Extrait source.
----------------------------------------

Evidemment, les fonds de capital-risque sont également attentifs au produit construit par l'équipe. Comme le rappelle également Warren Buffett, "les bons jockeys obtiennent des résultats sur les bons chevaux, mais aucun sur les canassons". Mais encore plus que le produit, c'est son positionnement qui attire l'attention des investisseurs en early stage. "Au début, le produit ne fonctionne pas tout de suite, donc on fait attention à la manière dont il va être positionné sur un marché. On regarde aussi les projets de marketing, de support client, si le marché permet des exits. Un produit se vend rarement seul donc, encore une fois, on en revient à l'équipe pour construire tout ce qui existe autour", détaille Denis Barrier. "Au début, c'est 70% l'équipe et 30% le positionnement du produit", résume Matthieu Lavergne.  

Comment évaluer la qualité d'une équipe dirigeante ?

Pour les fonds de capital-risque, l'enjeu réside alors dans l'évaluation d'une équipe. "C'est la chose la plus dure de notre métier", confie Matthieu Lavergne. Et à ce jeu-là, chacun procède à sa façon. Chez Serena, on porte une attention particulière "aux parcours des cofondateurs et à la pertinence de ces parcours avec leur projet". Pour Renaud Guillerm, le critère qui permet d'évaluer une équipe est… le produit qu'elle est en train de construire et les premiers résultats commerciaux qu'elle a réussis à atteindre. "Les jeunes fondateurs ont rarement une grosse expérience entrepreneuriale à mettre en avant. Le produit est souvent le seul actif qu'ils ont créé. La qualité d'une équipe s'évalue difficilement sur la base des seuls CV des fondateurs". De son côté, Denis Barrier insiste sur l'instinct. "Le feeling est très important. Au bout de cinq minutes de discussion, je sais si je vais investir dans la start-up. Il faut un coup de foudre et il faut partager l'enthousiasme des fondateurs".

----------------------------------------

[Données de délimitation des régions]

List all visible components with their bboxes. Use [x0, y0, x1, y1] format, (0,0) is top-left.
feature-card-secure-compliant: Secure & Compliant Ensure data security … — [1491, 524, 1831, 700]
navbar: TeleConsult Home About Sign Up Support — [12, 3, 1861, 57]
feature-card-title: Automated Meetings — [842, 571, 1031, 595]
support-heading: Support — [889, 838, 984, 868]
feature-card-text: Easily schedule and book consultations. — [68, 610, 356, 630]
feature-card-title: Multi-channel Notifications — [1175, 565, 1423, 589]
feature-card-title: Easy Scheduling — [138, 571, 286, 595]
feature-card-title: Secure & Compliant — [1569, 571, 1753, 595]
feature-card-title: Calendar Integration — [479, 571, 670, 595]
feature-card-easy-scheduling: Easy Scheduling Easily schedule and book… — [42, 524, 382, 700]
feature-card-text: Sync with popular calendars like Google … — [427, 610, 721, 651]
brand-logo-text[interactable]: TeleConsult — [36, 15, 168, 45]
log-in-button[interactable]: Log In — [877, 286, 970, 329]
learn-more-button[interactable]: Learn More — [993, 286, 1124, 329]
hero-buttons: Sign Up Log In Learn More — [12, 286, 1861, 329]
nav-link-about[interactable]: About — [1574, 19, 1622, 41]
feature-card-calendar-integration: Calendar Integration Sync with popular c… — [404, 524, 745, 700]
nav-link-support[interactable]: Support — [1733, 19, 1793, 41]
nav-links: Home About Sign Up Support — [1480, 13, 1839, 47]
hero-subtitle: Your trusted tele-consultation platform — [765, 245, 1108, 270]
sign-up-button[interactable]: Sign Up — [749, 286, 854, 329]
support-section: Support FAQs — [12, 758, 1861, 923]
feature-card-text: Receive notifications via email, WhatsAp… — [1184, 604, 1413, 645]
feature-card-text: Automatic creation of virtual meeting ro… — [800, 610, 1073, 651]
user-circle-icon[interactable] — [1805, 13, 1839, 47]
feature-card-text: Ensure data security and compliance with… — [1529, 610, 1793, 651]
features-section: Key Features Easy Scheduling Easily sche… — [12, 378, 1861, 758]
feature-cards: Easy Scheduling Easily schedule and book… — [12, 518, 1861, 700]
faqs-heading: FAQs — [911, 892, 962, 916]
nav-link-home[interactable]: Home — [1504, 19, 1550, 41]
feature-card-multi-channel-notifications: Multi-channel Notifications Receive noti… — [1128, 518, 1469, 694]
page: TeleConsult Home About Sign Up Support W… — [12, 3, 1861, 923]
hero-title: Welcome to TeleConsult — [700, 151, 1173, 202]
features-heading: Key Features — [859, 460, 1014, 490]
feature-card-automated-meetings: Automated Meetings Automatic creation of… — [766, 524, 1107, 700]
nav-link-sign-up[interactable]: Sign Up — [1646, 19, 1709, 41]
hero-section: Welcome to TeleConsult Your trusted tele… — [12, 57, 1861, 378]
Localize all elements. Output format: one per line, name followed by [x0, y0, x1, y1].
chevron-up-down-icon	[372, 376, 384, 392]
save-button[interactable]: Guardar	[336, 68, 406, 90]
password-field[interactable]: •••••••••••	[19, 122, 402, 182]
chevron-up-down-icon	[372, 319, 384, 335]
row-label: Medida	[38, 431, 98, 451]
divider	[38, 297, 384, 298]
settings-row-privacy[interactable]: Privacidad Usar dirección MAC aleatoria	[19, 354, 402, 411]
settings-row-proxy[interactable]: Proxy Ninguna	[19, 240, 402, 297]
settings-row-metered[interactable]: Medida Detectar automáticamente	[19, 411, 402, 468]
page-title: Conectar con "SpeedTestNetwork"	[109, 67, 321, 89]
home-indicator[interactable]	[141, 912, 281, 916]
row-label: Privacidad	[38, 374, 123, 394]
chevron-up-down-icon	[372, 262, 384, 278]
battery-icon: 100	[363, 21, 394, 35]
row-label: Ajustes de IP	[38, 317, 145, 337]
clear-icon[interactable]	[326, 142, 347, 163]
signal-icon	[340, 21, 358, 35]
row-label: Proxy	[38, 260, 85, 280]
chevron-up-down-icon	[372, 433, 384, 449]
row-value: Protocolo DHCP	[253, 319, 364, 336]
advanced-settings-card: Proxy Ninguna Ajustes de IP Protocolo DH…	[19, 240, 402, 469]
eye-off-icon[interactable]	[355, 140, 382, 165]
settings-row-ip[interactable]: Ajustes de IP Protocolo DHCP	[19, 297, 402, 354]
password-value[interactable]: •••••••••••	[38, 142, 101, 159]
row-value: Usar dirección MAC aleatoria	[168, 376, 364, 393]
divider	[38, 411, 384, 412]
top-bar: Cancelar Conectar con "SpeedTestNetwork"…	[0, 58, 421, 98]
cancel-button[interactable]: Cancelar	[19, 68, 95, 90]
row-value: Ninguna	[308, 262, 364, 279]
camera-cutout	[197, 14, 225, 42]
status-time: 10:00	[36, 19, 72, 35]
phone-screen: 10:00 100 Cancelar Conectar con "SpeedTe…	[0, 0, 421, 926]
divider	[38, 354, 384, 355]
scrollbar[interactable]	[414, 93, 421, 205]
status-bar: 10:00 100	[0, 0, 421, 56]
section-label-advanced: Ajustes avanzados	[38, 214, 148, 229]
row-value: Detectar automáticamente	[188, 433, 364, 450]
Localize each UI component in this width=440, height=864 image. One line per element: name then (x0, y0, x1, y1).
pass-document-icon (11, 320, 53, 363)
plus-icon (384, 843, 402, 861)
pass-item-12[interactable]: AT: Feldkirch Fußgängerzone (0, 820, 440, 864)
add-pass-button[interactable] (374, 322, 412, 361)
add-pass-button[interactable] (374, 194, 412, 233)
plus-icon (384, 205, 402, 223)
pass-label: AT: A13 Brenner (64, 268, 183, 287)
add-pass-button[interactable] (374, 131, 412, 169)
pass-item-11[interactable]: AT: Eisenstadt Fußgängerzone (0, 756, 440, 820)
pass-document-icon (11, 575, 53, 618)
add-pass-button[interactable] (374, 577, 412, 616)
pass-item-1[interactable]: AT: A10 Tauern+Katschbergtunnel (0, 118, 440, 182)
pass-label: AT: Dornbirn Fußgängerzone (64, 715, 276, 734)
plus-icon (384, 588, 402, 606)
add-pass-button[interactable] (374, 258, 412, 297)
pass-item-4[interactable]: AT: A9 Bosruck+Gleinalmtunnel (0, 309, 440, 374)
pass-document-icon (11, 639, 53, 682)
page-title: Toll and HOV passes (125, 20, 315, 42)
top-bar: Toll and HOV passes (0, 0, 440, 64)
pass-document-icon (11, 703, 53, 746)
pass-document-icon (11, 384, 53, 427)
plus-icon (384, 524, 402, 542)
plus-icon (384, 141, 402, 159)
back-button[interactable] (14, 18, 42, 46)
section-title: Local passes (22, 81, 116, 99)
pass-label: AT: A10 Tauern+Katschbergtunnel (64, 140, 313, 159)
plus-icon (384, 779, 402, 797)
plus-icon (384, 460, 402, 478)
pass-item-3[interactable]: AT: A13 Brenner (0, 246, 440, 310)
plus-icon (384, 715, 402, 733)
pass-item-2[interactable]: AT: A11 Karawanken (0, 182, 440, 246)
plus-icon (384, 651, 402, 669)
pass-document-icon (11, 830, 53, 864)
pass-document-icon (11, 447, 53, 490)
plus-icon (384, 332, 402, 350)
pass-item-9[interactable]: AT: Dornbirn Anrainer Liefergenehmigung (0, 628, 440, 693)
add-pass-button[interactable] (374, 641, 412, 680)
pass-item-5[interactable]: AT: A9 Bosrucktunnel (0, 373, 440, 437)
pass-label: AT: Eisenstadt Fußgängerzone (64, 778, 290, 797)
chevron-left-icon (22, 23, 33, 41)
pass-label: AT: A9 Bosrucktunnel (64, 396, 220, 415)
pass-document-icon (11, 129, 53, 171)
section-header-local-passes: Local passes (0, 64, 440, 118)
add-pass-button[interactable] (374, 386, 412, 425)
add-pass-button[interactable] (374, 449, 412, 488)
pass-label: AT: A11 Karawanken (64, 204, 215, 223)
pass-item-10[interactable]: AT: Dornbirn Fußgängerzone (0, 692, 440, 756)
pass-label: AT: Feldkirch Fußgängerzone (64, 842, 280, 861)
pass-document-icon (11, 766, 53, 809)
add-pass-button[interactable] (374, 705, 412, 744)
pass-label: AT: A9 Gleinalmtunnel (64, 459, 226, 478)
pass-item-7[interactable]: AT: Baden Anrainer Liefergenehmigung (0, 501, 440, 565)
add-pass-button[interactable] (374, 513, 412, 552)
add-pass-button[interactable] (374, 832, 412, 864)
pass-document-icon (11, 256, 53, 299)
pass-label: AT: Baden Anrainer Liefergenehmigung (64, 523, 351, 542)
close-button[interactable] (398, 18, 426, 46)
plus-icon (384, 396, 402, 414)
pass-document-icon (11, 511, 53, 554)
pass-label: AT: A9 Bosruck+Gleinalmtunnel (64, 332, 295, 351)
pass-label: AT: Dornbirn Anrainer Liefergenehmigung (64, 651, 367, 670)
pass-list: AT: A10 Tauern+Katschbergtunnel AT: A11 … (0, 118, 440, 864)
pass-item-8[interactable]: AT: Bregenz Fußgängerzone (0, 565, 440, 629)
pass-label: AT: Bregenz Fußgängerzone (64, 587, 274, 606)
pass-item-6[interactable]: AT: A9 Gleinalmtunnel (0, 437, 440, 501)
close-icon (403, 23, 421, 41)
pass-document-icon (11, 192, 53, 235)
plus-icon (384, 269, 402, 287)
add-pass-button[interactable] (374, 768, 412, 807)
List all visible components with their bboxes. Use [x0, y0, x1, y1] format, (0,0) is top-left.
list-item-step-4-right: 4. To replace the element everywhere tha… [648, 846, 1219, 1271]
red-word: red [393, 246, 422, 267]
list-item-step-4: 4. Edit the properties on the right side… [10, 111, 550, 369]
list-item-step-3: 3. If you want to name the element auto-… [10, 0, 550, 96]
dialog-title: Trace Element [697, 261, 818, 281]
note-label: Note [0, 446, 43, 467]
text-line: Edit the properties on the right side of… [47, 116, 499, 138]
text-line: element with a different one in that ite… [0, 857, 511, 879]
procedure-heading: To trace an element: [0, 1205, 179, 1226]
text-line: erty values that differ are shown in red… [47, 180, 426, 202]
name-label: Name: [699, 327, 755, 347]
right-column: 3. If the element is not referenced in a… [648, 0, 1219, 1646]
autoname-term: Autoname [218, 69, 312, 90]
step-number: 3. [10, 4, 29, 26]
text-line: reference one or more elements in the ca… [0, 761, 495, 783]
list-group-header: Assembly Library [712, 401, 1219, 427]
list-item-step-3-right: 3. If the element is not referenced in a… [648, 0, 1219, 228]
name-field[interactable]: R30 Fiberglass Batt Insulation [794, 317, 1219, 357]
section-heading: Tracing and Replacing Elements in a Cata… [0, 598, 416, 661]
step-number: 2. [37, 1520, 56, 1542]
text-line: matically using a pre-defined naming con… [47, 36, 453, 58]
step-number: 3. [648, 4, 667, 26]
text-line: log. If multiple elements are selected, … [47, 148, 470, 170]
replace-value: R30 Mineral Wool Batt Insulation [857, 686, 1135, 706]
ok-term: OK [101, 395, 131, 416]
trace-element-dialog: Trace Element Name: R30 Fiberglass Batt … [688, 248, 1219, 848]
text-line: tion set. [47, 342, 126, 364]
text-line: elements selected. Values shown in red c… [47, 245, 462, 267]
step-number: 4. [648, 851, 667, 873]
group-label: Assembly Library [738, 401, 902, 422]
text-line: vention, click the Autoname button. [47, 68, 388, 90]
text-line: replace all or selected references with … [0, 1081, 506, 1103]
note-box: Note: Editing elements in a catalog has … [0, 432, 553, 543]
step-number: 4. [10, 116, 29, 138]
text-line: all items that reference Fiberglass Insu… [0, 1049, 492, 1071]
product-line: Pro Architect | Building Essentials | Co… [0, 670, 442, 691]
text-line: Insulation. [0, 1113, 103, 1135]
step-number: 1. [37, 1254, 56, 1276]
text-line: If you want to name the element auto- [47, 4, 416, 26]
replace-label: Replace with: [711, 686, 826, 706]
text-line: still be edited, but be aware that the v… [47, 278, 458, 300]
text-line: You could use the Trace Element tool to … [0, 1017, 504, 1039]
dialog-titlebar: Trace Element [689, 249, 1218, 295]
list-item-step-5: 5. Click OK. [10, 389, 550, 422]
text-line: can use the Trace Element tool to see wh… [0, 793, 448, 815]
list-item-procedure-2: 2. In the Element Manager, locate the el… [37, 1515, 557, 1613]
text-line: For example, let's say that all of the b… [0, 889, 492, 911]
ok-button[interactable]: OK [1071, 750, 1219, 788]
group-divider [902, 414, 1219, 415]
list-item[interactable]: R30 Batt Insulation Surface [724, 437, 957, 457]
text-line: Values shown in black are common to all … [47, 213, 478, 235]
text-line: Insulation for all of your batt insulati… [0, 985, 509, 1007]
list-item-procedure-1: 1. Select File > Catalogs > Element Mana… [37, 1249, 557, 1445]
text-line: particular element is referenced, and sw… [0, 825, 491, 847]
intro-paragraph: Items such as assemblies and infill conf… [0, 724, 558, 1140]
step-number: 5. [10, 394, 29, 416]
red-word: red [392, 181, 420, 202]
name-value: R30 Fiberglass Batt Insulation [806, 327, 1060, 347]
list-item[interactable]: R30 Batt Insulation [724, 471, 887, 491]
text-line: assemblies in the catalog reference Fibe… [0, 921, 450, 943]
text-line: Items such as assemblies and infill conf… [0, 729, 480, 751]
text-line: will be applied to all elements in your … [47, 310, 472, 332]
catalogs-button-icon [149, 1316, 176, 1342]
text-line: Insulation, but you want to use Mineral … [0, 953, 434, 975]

----------------------------------------

Consigne 1.
Dressez la liste, s'il vous plaît, de toutes les personnes nommées dans l'extrait sur le capital-risque.
Consigne 2.
Reproduisez fidèlement un passage de l'extrait sur le capital-risque : commencez aux mots « Evidemment, les fonds » et arrêtez-vous après « résume Matthieu Lavergne. ».

Réponse détaillée 1.
Warren Buffett, Denis Barrier, Matthieu Lavergne, Renaud Guillerm

Réponse détaillée 2.
Evidemment, les fonds de capital-risque sont également attentifs au produit construit par l'équipe. Comme le rappelle également Warren Buffett, "les bons jockeys obtiennent des résultats sur les bons chevaux, mais aucun sur les canassons". Mais encore plus que le produit, c'est son positionnement qui attire l'attention des investisseurs en early stage. "Au début, le produit ne fonctionne pas tout de suite, donc on fait attention à la manière dont il va être positionné sur un marché. On regarde aussi les projets de marketing, de support client, si le marché permet des exits. Un produit se vend rarement seul donc, encore une fois, on en revient à l'équipe pour construire tout ce qui existe autour", détaille Denis Barrier. "Au début, c'est 70% l'équipe et 30% le positionnement du produit", résume Matthieu Lavergne.